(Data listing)
········
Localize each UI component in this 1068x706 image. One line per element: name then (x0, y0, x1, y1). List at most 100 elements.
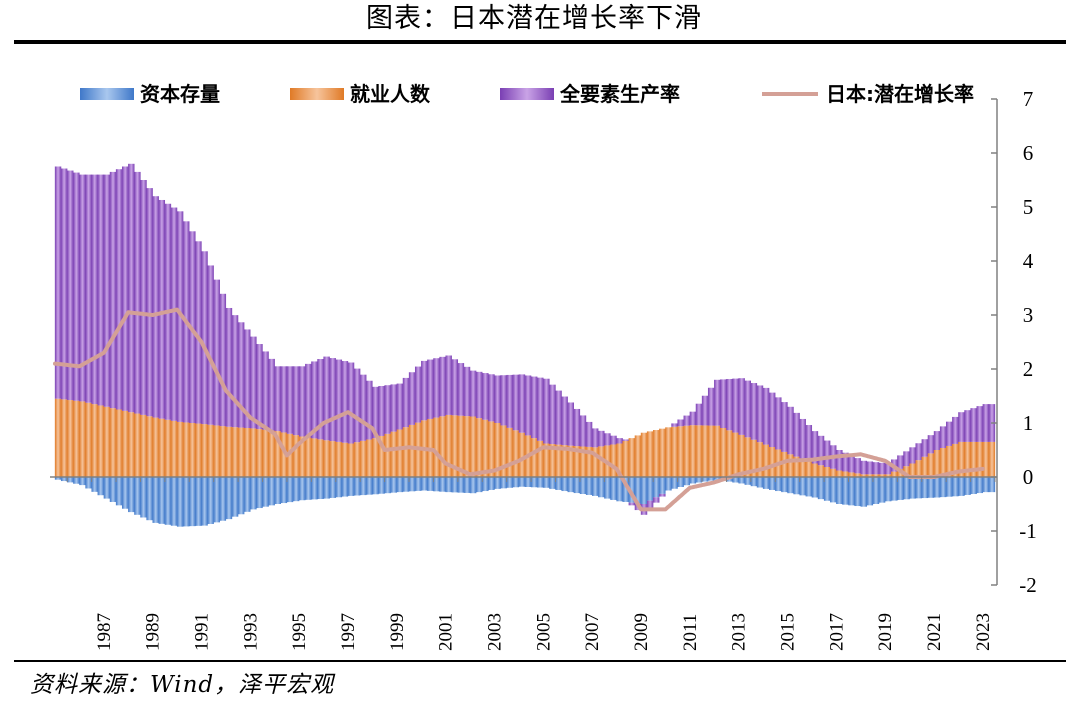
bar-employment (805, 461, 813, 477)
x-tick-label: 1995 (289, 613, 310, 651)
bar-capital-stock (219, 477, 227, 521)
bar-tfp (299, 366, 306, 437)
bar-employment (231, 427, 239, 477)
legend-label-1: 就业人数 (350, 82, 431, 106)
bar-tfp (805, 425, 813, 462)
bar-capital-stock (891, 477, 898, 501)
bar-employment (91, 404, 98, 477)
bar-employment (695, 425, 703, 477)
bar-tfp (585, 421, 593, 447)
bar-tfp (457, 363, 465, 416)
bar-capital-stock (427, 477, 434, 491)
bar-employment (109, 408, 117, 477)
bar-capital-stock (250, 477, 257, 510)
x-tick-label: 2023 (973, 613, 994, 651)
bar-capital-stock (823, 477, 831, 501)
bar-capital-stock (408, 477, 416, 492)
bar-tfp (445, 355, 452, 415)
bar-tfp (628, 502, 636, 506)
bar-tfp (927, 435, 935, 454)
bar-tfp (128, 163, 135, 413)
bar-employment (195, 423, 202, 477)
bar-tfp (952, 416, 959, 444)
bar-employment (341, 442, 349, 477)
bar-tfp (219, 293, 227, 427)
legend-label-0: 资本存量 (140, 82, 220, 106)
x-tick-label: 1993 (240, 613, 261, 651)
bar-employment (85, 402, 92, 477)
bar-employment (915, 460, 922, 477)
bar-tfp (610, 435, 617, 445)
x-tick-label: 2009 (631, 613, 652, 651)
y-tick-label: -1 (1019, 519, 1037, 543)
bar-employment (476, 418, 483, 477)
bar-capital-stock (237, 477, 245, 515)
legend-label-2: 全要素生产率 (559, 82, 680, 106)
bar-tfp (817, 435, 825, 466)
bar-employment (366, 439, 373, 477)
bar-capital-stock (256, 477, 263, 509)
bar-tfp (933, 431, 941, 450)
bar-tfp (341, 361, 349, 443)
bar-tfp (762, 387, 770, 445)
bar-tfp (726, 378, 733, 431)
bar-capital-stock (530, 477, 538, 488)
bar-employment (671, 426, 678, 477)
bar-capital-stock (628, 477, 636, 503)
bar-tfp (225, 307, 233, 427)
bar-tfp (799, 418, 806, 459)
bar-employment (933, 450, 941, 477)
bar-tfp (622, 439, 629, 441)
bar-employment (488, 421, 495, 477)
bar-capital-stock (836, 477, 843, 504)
········
§ **The exercise**
Identify every line in the material above that contains the string "label" and copy each one in full. Matching is case-sensitive.

§ **Finished task**
x-tick-label: 1995 (289, 613, 310, 651)
legend-label-1: 就业人数 (350, 82, 431, 106)
x-tick-label: 2023 (973, 613, 994, 651)
legend-label-0: 资本存量 (140, 82, 220, 106)
x-tick-label: 1993 (240, 613, 261, 651)
x-tick-label: 2009 (631, 613, 652, 651)
y-tick-label: -1 (1019, 519, 1037, 543)
legend-label-2: 全要素生产率 (559, 82, 680, 106)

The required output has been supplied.